» **Problem**:
Tally the lines containing the word "ylabel", and report the tally alone.

» **Source records**:
----------

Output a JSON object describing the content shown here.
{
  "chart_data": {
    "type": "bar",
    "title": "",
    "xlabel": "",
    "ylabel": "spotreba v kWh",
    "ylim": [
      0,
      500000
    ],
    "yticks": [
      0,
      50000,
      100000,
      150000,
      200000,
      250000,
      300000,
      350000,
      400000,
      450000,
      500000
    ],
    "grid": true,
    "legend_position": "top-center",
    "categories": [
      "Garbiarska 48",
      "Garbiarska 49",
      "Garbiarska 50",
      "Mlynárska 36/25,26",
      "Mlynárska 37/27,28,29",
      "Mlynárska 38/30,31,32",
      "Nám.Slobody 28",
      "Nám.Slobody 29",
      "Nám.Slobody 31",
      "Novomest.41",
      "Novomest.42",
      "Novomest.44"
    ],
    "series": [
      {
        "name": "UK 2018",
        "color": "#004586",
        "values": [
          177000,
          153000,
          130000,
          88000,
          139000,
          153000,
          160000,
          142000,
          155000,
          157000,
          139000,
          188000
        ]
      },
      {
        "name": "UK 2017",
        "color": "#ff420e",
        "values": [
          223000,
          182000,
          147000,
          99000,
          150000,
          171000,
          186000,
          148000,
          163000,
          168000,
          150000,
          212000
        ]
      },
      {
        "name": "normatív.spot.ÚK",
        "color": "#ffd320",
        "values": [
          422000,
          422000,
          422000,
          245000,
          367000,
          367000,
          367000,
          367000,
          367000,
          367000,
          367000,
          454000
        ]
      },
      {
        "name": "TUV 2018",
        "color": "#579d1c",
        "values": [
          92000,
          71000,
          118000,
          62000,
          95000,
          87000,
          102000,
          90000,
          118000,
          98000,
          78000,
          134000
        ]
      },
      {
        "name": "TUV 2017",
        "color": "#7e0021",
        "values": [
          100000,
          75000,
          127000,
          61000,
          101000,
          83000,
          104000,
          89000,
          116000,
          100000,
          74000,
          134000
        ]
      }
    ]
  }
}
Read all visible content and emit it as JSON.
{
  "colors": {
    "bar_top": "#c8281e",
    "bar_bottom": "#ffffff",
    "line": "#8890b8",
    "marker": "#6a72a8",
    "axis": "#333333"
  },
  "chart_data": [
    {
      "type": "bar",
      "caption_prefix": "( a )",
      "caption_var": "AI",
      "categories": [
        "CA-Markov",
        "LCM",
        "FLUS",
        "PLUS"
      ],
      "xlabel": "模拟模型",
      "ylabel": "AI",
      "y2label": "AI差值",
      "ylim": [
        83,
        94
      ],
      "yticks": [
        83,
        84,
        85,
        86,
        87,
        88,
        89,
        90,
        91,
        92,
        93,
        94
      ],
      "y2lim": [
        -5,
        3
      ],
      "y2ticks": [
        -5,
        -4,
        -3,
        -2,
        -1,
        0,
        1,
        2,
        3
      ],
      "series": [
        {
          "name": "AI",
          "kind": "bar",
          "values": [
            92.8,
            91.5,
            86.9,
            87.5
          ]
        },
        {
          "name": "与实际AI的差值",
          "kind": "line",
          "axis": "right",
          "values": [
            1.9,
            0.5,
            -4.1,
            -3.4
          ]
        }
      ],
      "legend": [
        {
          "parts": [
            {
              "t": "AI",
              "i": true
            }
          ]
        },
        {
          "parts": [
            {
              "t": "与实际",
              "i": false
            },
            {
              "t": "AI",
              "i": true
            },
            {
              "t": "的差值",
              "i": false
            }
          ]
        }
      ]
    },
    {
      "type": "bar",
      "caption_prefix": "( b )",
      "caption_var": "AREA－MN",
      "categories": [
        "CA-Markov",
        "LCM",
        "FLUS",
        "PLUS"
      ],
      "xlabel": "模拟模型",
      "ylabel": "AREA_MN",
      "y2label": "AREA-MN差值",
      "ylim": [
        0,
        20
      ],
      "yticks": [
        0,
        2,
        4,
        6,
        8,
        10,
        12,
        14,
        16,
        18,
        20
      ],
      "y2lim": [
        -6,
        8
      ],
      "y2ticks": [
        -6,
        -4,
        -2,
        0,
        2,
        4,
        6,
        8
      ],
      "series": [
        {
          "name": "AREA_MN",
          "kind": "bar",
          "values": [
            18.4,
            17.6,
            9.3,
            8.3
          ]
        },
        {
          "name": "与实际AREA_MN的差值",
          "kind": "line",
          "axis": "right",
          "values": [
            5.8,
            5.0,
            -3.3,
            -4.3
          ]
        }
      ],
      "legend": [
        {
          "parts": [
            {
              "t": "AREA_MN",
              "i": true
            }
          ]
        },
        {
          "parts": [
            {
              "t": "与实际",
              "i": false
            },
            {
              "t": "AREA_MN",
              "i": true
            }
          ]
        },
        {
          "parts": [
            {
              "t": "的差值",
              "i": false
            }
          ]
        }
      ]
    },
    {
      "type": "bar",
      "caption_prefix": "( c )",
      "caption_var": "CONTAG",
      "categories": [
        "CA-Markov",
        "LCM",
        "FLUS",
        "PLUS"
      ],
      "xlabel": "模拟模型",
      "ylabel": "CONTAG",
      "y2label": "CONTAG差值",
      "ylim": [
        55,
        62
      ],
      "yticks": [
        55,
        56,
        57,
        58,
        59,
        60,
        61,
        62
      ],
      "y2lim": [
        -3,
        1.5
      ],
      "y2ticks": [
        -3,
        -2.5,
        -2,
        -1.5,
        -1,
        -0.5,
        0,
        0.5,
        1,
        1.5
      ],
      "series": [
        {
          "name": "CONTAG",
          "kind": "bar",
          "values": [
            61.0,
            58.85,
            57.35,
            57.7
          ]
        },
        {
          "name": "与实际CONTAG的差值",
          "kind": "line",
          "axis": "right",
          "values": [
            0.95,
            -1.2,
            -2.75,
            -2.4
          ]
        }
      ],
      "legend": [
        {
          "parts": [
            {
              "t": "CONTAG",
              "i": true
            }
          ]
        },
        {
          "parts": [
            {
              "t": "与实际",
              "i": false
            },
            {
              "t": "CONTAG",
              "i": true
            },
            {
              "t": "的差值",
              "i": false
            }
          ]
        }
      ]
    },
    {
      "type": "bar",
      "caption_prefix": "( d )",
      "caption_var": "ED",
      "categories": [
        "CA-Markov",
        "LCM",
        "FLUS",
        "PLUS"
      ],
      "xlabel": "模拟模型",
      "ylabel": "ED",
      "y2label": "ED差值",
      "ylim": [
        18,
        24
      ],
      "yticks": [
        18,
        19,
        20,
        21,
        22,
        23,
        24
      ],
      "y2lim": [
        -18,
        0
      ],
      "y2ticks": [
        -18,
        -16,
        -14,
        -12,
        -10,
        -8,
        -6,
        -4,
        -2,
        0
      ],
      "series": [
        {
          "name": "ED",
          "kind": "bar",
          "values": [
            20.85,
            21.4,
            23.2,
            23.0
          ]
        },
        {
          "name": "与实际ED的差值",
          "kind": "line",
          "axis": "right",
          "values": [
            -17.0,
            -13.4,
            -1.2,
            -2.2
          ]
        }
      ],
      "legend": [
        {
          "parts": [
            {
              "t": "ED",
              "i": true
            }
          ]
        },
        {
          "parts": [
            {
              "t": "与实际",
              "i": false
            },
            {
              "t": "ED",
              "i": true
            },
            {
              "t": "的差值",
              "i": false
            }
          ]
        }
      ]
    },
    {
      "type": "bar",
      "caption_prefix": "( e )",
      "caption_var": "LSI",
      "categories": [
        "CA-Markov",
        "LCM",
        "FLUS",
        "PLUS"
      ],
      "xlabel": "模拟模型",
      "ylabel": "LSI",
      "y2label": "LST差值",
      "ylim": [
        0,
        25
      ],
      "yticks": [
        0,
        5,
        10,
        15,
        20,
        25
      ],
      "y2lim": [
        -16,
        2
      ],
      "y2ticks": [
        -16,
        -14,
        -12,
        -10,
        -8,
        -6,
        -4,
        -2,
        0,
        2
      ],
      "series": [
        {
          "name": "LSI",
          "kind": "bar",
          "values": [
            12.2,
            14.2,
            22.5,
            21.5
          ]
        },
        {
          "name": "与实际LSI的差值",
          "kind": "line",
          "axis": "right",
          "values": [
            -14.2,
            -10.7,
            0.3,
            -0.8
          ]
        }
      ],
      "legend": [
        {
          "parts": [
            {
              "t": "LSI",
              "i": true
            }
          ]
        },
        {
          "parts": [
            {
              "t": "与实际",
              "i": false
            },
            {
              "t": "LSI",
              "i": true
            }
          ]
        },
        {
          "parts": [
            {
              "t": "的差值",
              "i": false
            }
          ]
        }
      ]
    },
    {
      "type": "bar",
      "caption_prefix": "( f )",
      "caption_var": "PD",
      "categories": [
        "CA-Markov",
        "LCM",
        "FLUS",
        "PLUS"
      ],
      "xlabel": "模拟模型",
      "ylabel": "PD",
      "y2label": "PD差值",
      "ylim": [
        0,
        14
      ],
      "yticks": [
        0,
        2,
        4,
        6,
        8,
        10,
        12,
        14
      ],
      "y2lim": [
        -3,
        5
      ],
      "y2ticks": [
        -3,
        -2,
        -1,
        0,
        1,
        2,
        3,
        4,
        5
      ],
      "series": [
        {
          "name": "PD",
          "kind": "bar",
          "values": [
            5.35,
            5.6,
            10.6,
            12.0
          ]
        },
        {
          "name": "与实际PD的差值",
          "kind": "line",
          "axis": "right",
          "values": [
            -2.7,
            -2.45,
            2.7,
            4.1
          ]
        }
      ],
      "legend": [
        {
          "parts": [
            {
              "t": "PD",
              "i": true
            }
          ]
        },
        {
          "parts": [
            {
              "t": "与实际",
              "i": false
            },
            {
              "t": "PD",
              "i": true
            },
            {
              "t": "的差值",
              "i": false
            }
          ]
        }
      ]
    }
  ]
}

----------

» **Answer**:
7